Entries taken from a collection
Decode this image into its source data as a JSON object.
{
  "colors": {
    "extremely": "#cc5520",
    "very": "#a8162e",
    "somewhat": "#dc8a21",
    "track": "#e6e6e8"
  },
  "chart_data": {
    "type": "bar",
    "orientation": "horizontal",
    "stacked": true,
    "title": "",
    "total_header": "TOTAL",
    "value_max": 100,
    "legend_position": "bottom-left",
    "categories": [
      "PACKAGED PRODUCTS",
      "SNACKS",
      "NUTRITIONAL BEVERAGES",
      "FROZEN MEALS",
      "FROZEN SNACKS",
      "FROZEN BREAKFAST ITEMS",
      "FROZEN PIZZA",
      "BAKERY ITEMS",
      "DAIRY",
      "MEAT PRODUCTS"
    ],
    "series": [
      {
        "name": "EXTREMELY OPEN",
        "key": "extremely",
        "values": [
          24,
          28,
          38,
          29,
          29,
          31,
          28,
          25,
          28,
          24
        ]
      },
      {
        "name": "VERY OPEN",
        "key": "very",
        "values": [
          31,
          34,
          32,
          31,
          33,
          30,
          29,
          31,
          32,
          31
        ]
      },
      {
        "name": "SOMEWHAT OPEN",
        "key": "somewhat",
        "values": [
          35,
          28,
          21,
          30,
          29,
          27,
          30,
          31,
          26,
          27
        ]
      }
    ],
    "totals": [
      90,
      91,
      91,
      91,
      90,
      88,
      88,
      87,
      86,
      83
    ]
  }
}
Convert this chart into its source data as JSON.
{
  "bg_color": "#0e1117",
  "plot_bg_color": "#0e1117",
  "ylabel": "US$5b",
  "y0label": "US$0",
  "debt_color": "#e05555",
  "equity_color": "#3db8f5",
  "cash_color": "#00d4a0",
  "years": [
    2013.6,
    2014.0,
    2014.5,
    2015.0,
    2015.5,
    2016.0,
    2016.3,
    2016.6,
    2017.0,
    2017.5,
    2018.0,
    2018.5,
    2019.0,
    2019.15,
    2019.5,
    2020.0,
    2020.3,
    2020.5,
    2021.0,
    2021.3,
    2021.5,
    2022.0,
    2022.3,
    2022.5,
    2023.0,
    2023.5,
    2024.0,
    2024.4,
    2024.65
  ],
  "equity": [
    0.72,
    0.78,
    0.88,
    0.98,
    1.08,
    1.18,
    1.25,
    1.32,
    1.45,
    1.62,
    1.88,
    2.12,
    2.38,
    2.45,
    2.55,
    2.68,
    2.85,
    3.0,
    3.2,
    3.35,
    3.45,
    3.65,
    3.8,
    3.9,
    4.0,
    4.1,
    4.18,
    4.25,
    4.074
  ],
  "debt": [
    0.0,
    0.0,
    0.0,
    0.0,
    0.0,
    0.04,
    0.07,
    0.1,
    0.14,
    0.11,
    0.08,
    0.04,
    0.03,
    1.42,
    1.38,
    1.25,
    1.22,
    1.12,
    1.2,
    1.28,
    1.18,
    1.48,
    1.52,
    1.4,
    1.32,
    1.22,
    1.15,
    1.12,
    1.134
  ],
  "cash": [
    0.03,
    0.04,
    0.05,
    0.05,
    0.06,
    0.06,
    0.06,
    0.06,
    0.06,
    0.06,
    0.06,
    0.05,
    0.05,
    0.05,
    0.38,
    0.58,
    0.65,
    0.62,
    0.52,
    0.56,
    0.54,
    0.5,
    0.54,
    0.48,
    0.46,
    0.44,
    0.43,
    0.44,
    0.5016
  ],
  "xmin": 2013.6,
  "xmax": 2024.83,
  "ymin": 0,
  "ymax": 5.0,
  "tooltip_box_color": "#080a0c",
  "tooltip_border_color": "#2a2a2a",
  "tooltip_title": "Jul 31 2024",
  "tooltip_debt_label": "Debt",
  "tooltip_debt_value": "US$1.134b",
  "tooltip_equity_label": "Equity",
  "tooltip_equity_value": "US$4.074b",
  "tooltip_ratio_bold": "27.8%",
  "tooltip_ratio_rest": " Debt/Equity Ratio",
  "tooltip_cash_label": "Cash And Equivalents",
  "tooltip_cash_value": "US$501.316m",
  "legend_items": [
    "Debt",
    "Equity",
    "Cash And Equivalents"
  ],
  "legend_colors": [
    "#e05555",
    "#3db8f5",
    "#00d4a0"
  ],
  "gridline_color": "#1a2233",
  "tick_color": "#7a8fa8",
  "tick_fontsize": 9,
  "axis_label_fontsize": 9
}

**Aim:**
Provide solely the number of lines in the data that include the word "into".

**Solution to this problem:**
2